**What needs to be done**:
Please rewrite the items starting at the line that contains "info-datetime: 2024/12/13/五10:14 (2, 34, 99, 46)" and ending at the line that contains "info-avg: 均 1508.99 (166, 34, 221, 46)", changing "navigator-day-label" to "date-label" and leaving everything else as it is.

[Layout region records]

☆ ☆ ☆ ☆ ☆

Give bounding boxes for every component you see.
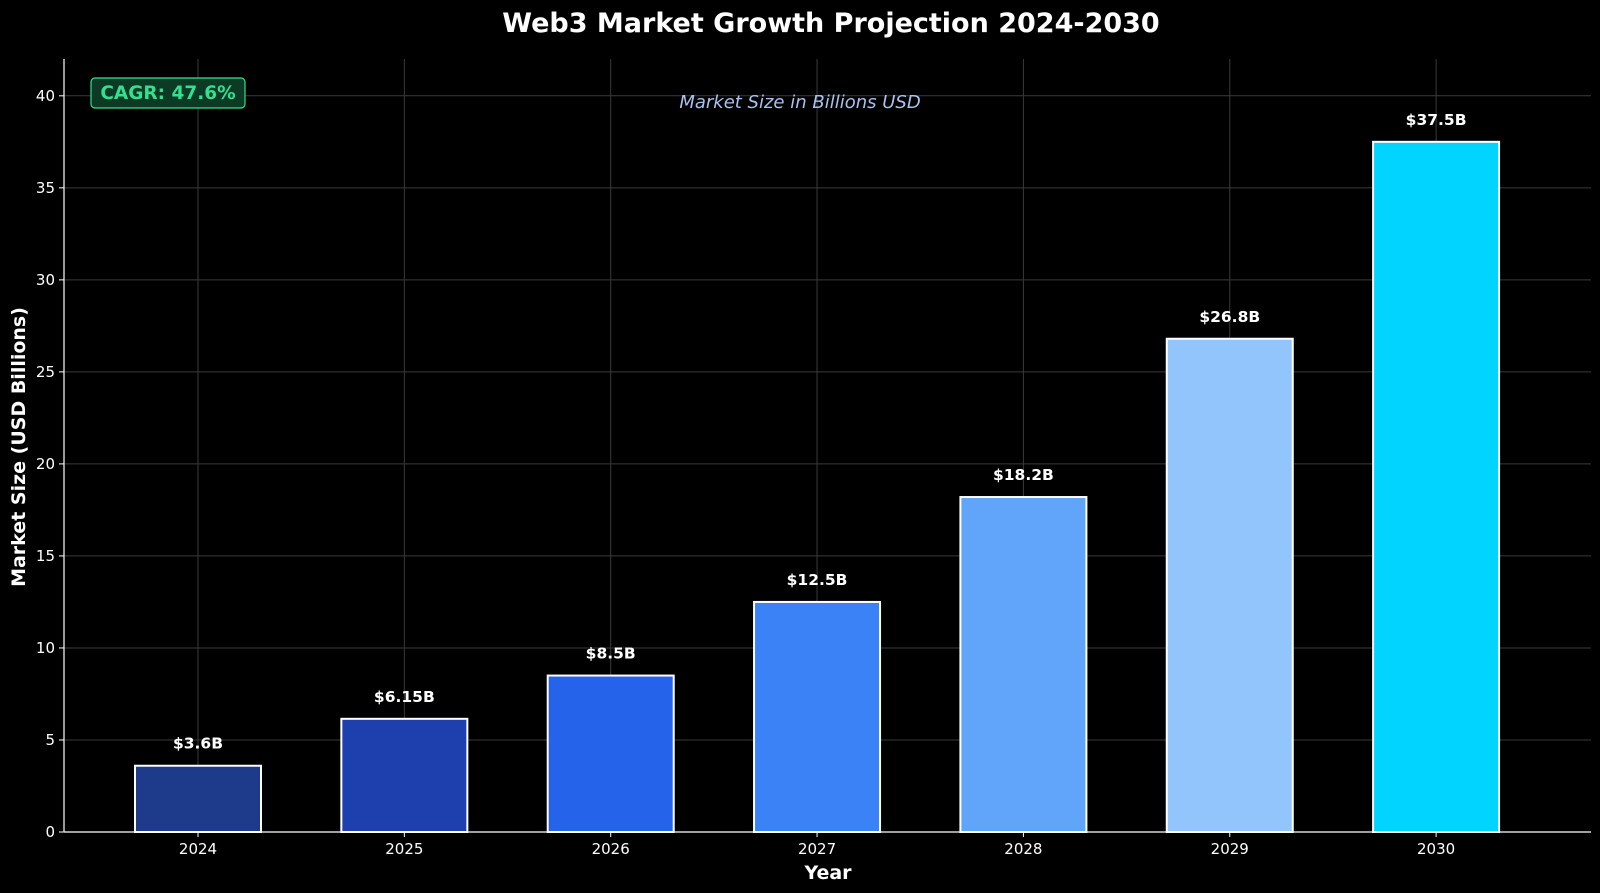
value-label-2026: $8.5B: [586, 645, 636, 663]
y-axis-label: Market Size (USD Billions): [8, 307, 30, 587]
value-label-2030: $37.5B: [1406, 111, 1467, 129]
cagr-label: CAGR: 47.6%: [100, 83, 235, 104]
bar-2024: [134, 764, 262, 833]
y-tick-label: 25: [36, 363, 55, 381]
value-label-2025: $6.15B: [374, 688, 435, 706]
x-tick-label-2027: 2027: [798, 840, 836, 858]
y-tick-label: 35: [36, 179, 55, 197]
cagr-box: [90, 77, 246, 109]
y-tick-label: 10: [36, 639, 55, 657]
y-tick-label: 40: [36, 87, 55, 105]
bar-2025: [340, 717, 469, 834]
x-tick-label-2030: 2030: [1417, 840, 1455, 858]
x-tick-label-2028: 2028: [1004, 840, 1042, 858]
value-label-2028: $18.2B: [993, 466, 1054, 484]
chart-subtitle: Market Size in Billions USD: [679, 92, 920, 113]
bar-2028: [959, 496, 1088, 833]
y-tick-label: 30: [36, 271, 55, 289]
cagr-annotation: CAGR: 47.6%: [90, 77, 246, 109]
bar-2030: [1372, 140, 1501, 834]
labels-layer: 05101520253035402024$3.6B2025$6.15B2026$…: [36, 87, 1467, 858]
axes-layer: [59, 59, 1591, 837]
y-tick-label: 0: [45, 823, 55, 841]
value-label-2024: $3.6B: [173, 735, 223, 753]
x-tick-label-2025: 2025: [385, 840, 423, 858]
y-tick-label: 5: [45, 731, 55, 749]
y-tick-label: 15: [36, 547, 55, 565]
x-tick-label-2026: 2026: [592, 840, 630, 858]
y-tick-label: 20: [36, 455, 55, 473]
bars-layer: [134, 140, 1501, 834]
bar-2029: [1165, 337, 1294, 833]
x-tick-label-2029: 2029: [1211, 840, 1249, 858]
bar-2026: [546, 674, 675, 833]
value-label-2029: $26.8B: [1199, 308, 1260, 326]
chart-title: Web3 Market Growth Projection 2024-2030: [502, 8, 1159, 39]
value-label-2027: $12.5B: [787, 571, 848, 589]
x-tick-label-2024: 2024: [179, 840, 217, 858]
x-axis-label: Year: [803, 862, 852, 884]
bar-2027: [753, 600, 882, 834]
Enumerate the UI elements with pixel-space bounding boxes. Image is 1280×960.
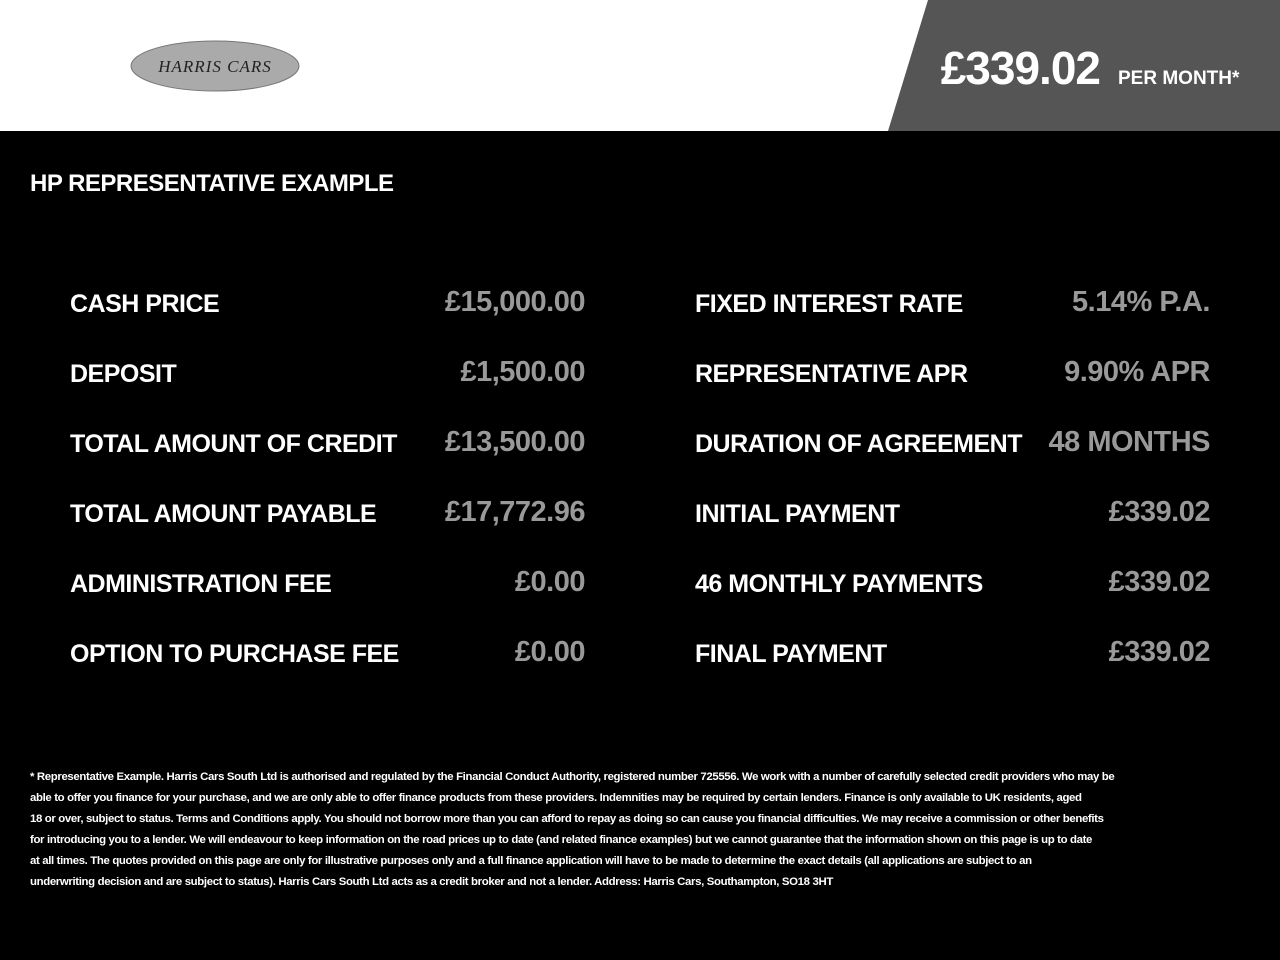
row-value: £15,000.00 [444,286,586,318]
disclaimer-line: at all times. The quotes provided on thi… [30,855,1032,867]
disclaimer-line: underwriting decision and are subject to… [30,876,833,888]
row-value: 48 MONTHS [1048,426,1211,458]
row-label: FIXED INTEREST RATE [695,290,963,318]
row-label: TOTAL AMOUNT PAYABLE [70,500,377,528]
row-value: £339.02 [1108,566,1211,598]
row-label: TOTAL AMOUNT OF CREDIT [70,430,397,458]
disclaimer-line: 18 or over, subject to status. Terms and… [30,813,1104,825]
row-value: £17,772.96 [444,496,586,528]
row-label: OPTION TO PURCHASE FEE [70,640,399,668]
price-suffix: PER MONTH* [1118,68,1240,89]
row-value: £339.02 [1108,496,1211,528]
row-label: FINAL PAYMENT [695,640,887,668]
disclaimer-line: able to offer you finance for your purch… [30,792,1082,804]
price-panel [888,0,1280,131]
row-value: £0.00 [514,636,586,668]
row-label: 46 MONTHLY PAYMENTS [695,570,983,598]
disclaimer-line: for introducing you to a lender. We will… [30,834,1093,846]
disclaimer-line: * Representative Example. Harris Cars So… [30,771,1115,783]
row-value: £339.02 [1108,636,1211,668]
logo-badge [130,40,300,92]
header: HARRIS CARS £339.02 PER MONTH* [0,0,1280,131]
row-value: £1,500.00 [460,356,585,388]
row-label: CASH PRICE [70,290,220,318]
row-value: £13,500.00 [444,426,586,458]
row-label: DEPOSIT [70,360,177,388]
row-label: INITIAL PAYMENT [695,500,900,528]
logo: HARRIS CARS [157,57,271,76]
row-label: ADMINISTRATION FEE [70,570,332,598]
row-value: 5.14% P.A. [1072,286,1210,318]
row-value: 9.90% APR [1064,356,1210,388]
section-title: HP REPRESENTATIVE EXAMPLE [30,170,394,197]
row-value: £0.00 [514,566,586,598]
price: £339.02 [941,42,1100,94]
row-label: REPRESENTATIVE APR [695,360,968,388]
row-label: DURATION OF AGREEMENT [695,430,1023,458]
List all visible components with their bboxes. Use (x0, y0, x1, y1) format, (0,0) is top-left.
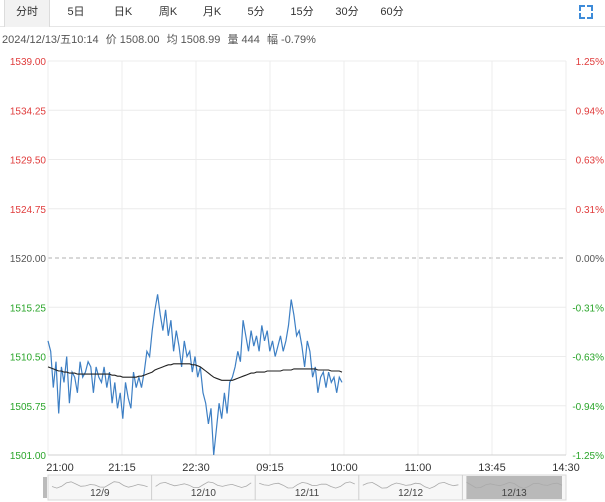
info-datetime: 2024/12/13/五10:14 (2, 34, 99, 46)
tab-intraday[interactable]: 分时 (4, 0, 50, 27)
x-tick-label: 09:15 (256, 462, 284, 474)
y-tick-label-left: 1529.50 (10, 156, 47, 167)
tab-5min[interactable]: 5分 (247, 6, 265, 18)
avg-price-line (47, 363, 343, 381)
navigator-day-label: 12/10 (191, 488, 216, 499)
x-tick-label: 13:45 (478, 462, 506, 474)
navigator-day-label: 12/13 (502, 488, 527, 499)
y-tick-label-left: 1515.25 (10, 303, 47, 314)
navigator-day-label: 12/12 (398, 488, 423, 499)
navigator-day-label: 12/11 (295, 488, 320, 499)
info-avg: 均 1508.99 (166, 34, 221, 46)
x-tick-label: 14:30 (552, 462, 580, 474)
tab-30min[interactable]: 30分 (335, 6, 359, 18)
x-tick-label: 22:30 (182, 462, 210, 474)
quote-info-bar: 2024/12/13/五10:14 价 1508.00 均 1508.99 量 … (2, 31, 320, 47)
y-tick-label-left: 1520.00 (10, 254, 47, 265)
period-tabs: 分时 5日 日K 周K 月K 5分 15分 30分 60分 (0, 0, 605, 27)
y-tick-label-right: 0.31% (576, 205, 604, 216)
y-tick-label-right: 0.94% (576, 106, 604, 117)
y-tick-label-right: -1.25% (572, 451, 604, 462)
x-tick-label: 21:00 (46, 462, 74, 474)
y-tick-label-left: 1501.00 (10, 451, 47, 462)
y-tick-label-right: 0.00% (576, 254, 604, 265)
navigator-sparkline (362, 481, 459, 489)
y-tick-label-left: 1524.75 (10, 205, 47, 216)
navigator-sparkline (155, 481, 252, 488)
tab-weekly-k[interactable]: 周K (158, 6, 178, 18)
y-tick-label-left: 1510.50 (10, 353, 47, 364)
tab-daily-k[interactable]: 日K (113, 6, 133, 18)
x-tick-label: 21:15 (108, 462, 136, 474)
info-price: 价 1508.00 (105, 34, 160, 46)
fullscreen-icon[interactable] (579, 5, 593, 19)
y-tick-label-right: 0.63% (576, 156, 604, 167)
y-tick-label-left: 1534.25 (10, 106, 47, 117)
x-tick-label: 11:00 (405, 462, 432, 474)
info-volume: 量 444 (227, 34, 260, 46)
tab-monthly-k[interactable]: 月K (202, 6, 222, 18)
y-tick-label-right: -0.31% (572, 303, 604, 314)
navigator-day-label: 12/9 (90, 488, 110, 499)
navigator-sparkline (259, 481, 355, 489)
tab-15min[interactable]: 15分 (290, 6, 314, 18)
navigator-sparkline (466, 481, 563, 489)
y-tick-label-right: -0.94% (572, 402, 604, 413)
tab-5day[interactable]: 5日 (67, 6, 85, 18)
x-tick-label: 10:00 (330, 462, 358, 474)
navigator-sparkline (51, 481, 148, 489)
y-tick-label-right: 1.25% (576, 57, 604, 68)
navigator-left-handle[interactable] (43, 477, 47, 498)
y-tick-label-left: 1539.00 (10, 57, 47, 68)
price-line (47, 294, 343, 456)
tab-60min[interactable]: 60分 (380, 6, 404, 18)
y-tick-label-left: 1505.75 (10, 402, 47, 413)
info-change: 幅 -0.79% (266, 34, 316, 46)
navigator-selection[interactable] (466, 476, 562, 499)
y-tick-label-right: -0.63% (572, 353, 604, 364)
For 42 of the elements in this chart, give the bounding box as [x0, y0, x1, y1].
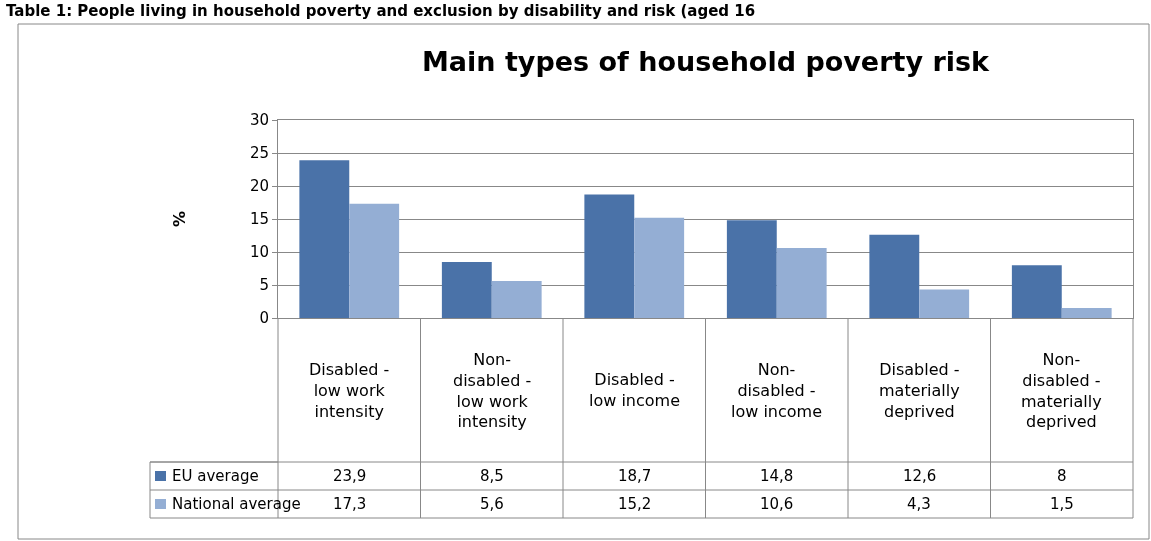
y-tick-label: 30 [249, 111, 269, 130]
data-label: 14,8 [760, 467, 794, 485]
y-tick-label: 25 [249, 144, 269, 163]
x-tick-label: Non-disabled - materially deprived [1021, 350, 1102, 432]
data-label: 18,7 [618, 467, 652, 485]
y-tick-label: 0 [259, 309, 269, 328]
x-tick-label: Disabled - low work intensity [309, 360, 390, 421]
y-tick-label: 15 [249, 210, 269, 229]
data-label: 1,5 [1050, 495, 1074, 513]
bar [299, 160, 350, 318]
bar [869, 234, 920, 318]
bar [776, 248, 827, 318]
data-label: 8 [1057, 467, 1067, 485]
x-tick-label: Non-disabled - low income [731, 360, 823, 421]
bar [491, 281, 542, 318]
data-label: 8,5 [480, 467, 504, 485]
data-label: 23,9 [333, 467, 367, 485]
y-tick-label: 5 [259, 276, 269, 295]
caption: Table 1: People living in household poverty and exclusion by disability and risk (aged 16 [6, 2, 756, 20]
bar [726, 220, 777, 318]
data-label: 5,6 [480, 495, 504, 513]
bar [634, 217, 685, 318]
x-tick-label: Non-disabled - low work intensity [453, 350, 532, 432]
y-axis-title: % [169, 210, 189, 228]
bar [1061, 308, 1112, 318]
data-label: 15,2 [618, 495, 652, 513]
legend-label: National average [172, 495, 301, 513]
y-tick-label: 20 [249, 177, 269, 196]
y-tick-label: 10 [249, 243, 269, 262]
bar [349, 203, 400, 318]
x-tick-label: Disabled - low income [589, 370, 681, 410]
bar [584, 194, 635, 318]
bar [919, 289, 970, 318]
bar [441, 261, 492, 318]
data-label: 12,6 [903, 467, 937, 485]
legend-label: EU average [172, 467, 259, 485]
x-tick-label: Disabled - materially deprived [879, 360, 960, 421]
data-label: 10,6 [760, 495, 794, 513]
data-label: 17,3 [333, 495, 367, 513]
chart-title: Main types of household poverty risk [421, 46, 991, 78]
data-label: 4,3 [907, 495, 931, 513]
bar [1011, 265, 1062, 318]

☆ ☆ ☆ ☆ ☆

**Response for this exercise**:
info-datetime: 2024/12/13/五10:14 (2, 34, 99, 46)
tab-intraday[interactable]: 分时 (4, 0, 50, 27)
x-tick-label: 09:15 (256, 462, 284, 474)
y-tick-label-left: 1529.50 (10, 156, 47, 167)
tab-5min[interactable]: 5分 (247, 6, 265, 18)
avg-price-line (47, 363, 343, 381)
date-label: 12/10 (191, 488, 216, 499)
x-tick-label: 13:45 (478, 462, 506, 474)
date-label: 12/13 (502, 488, 527, 499)
y-tick-label-left: 1515.25 (10, 303, 47, 314)
date-label: 12/12 (398, 488, 423, 499)
date-label: 12/11 (295, 488, 320, 499)
info-avg: 均 1508.99 (166, 34, 221, 46)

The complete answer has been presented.